Required task -
Using the data below, gather each line that includes the word "center".

::: Material to process

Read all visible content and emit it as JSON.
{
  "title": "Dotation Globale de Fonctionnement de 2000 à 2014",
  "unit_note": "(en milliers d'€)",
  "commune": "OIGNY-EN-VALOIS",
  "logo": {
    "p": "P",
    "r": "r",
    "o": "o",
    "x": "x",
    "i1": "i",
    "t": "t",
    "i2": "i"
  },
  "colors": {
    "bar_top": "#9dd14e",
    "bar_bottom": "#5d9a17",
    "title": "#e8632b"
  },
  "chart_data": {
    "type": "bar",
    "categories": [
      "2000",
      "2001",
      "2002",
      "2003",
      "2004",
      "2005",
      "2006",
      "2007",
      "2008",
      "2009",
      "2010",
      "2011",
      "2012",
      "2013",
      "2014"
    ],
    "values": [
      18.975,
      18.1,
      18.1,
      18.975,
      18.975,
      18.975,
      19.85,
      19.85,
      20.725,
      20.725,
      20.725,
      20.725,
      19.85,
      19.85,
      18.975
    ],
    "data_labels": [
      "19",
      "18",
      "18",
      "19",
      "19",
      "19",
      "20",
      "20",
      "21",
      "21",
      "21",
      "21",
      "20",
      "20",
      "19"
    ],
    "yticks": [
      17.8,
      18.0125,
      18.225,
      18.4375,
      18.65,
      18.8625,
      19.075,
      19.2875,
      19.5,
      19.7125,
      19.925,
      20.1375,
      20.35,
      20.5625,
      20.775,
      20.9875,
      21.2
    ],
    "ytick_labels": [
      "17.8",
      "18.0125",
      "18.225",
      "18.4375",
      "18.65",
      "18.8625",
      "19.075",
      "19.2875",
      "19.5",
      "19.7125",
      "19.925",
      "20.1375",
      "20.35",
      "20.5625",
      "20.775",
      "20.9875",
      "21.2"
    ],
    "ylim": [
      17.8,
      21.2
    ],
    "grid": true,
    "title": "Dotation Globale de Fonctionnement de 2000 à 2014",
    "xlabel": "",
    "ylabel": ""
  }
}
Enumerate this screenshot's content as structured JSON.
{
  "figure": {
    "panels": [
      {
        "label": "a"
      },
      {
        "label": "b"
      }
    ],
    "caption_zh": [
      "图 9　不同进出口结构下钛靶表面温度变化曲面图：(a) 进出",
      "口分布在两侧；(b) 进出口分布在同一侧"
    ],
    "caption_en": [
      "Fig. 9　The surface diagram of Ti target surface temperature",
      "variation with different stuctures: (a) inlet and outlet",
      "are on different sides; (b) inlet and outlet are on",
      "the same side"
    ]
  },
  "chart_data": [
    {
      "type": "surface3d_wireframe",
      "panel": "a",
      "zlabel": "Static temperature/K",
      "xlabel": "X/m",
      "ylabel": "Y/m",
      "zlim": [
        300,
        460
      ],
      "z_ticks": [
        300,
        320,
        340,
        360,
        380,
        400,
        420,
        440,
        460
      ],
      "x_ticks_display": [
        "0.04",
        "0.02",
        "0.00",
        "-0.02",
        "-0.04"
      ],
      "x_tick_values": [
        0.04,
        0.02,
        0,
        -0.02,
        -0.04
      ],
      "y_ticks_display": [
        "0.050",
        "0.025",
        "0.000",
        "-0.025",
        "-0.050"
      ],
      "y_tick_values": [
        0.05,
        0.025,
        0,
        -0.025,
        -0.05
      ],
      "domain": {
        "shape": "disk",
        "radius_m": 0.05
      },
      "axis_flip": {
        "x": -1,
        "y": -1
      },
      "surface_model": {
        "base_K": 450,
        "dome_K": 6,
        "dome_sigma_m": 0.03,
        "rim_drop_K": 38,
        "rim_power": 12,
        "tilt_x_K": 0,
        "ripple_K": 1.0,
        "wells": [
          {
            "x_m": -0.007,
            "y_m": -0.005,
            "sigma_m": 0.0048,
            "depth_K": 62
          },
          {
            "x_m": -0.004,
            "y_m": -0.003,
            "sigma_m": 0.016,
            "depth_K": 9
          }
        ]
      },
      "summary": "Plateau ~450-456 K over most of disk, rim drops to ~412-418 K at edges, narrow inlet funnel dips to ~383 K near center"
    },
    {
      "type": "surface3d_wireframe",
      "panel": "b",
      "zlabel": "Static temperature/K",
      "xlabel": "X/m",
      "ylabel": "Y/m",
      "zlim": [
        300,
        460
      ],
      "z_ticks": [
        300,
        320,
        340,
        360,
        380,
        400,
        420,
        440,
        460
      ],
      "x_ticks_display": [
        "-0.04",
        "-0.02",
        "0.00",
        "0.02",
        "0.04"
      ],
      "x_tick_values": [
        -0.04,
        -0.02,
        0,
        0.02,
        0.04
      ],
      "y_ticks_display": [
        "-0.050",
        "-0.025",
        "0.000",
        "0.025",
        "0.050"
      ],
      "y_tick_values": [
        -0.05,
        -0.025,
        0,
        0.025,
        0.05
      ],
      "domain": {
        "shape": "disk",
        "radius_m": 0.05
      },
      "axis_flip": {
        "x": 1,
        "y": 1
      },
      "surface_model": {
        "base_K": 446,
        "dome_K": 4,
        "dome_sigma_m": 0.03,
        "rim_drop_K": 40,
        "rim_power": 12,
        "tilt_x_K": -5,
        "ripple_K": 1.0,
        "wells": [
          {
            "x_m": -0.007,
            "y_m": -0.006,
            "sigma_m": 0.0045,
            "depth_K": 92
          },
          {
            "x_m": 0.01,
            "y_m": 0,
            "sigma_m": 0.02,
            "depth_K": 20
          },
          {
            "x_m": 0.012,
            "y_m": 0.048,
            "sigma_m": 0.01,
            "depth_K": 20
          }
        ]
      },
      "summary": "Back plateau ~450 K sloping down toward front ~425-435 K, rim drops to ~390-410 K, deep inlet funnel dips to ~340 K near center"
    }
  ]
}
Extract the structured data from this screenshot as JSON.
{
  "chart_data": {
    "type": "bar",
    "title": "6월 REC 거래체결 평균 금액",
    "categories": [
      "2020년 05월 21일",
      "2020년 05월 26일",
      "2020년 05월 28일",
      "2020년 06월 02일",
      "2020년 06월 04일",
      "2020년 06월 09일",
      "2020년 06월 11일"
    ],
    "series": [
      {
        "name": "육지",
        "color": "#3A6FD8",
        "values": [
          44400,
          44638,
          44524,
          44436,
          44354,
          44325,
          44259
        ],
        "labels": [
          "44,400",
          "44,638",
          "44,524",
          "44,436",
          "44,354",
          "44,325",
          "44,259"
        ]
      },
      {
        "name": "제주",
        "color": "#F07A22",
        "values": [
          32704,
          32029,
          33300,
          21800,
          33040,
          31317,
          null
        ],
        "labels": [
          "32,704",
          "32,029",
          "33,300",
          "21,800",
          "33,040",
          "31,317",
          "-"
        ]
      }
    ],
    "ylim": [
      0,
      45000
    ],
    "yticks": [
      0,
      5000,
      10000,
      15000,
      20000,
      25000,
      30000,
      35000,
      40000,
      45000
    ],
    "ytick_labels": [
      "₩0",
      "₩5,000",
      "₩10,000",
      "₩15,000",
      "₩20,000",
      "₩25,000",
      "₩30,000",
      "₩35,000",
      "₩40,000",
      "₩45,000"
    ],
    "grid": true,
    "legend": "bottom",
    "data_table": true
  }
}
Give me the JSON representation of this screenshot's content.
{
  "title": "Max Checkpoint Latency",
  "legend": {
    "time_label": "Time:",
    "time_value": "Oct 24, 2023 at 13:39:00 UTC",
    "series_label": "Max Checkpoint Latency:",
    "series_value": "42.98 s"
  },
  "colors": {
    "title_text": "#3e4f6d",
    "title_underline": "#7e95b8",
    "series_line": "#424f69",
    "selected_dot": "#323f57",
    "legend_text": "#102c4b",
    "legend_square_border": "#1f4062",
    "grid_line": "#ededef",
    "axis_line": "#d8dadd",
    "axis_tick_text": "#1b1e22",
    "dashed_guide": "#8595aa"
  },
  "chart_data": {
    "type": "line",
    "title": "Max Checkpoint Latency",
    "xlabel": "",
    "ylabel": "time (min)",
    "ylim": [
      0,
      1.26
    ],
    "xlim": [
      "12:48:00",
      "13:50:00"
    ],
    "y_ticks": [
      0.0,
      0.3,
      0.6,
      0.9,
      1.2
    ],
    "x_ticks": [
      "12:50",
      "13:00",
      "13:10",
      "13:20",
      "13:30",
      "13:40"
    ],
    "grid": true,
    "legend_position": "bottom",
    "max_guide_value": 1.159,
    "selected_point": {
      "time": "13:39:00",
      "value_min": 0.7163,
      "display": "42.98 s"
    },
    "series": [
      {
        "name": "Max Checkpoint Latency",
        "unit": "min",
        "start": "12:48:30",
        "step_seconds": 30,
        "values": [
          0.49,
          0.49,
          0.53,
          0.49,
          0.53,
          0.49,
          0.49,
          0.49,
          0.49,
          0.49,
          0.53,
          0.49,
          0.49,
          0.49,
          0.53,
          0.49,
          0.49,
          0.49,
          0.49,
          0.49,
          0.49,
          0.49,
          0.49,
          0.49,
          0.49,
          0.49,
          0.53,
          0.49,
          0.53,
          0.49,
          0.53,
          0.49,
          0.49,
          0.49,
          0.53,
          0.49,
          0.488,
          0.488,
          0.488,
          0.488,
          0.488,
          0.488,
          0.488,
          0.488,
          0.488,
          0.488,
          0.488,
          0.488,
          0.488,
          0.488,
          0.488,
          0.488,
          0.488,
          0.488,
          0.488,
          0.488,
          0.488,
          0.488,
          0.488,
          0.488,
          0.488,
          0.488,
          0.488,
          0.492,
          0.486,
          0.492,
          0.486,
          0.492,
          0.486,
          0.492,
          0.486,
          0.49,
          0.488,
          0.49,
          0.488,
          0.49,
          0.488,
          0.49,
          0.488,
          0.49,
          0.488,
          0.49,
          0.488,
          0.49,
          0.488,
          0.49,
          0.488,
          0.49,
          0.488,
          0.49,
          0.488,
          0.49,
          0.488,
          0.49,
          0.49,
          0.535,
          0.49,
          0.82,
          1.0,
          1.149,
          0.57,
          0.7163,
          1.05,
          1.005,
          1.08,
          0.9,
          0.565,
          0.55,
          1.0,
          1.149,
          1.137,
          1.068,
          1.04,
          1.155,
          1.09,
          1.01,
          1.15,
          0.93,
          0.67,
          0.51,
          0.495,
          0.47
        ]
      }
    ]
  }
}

::::::

Response below -
      "summary": "Plateau ~450-456 K over most of disk, rim drops to ~412-418 K at edges, narrow inlet funnel dips to ~383 K near center"
      "summary": "Back plateau ~450 K sloping down toward front ~425-435 K, rim drops to ~390-410 K, deep inlet funnel dips to ~340 K near center"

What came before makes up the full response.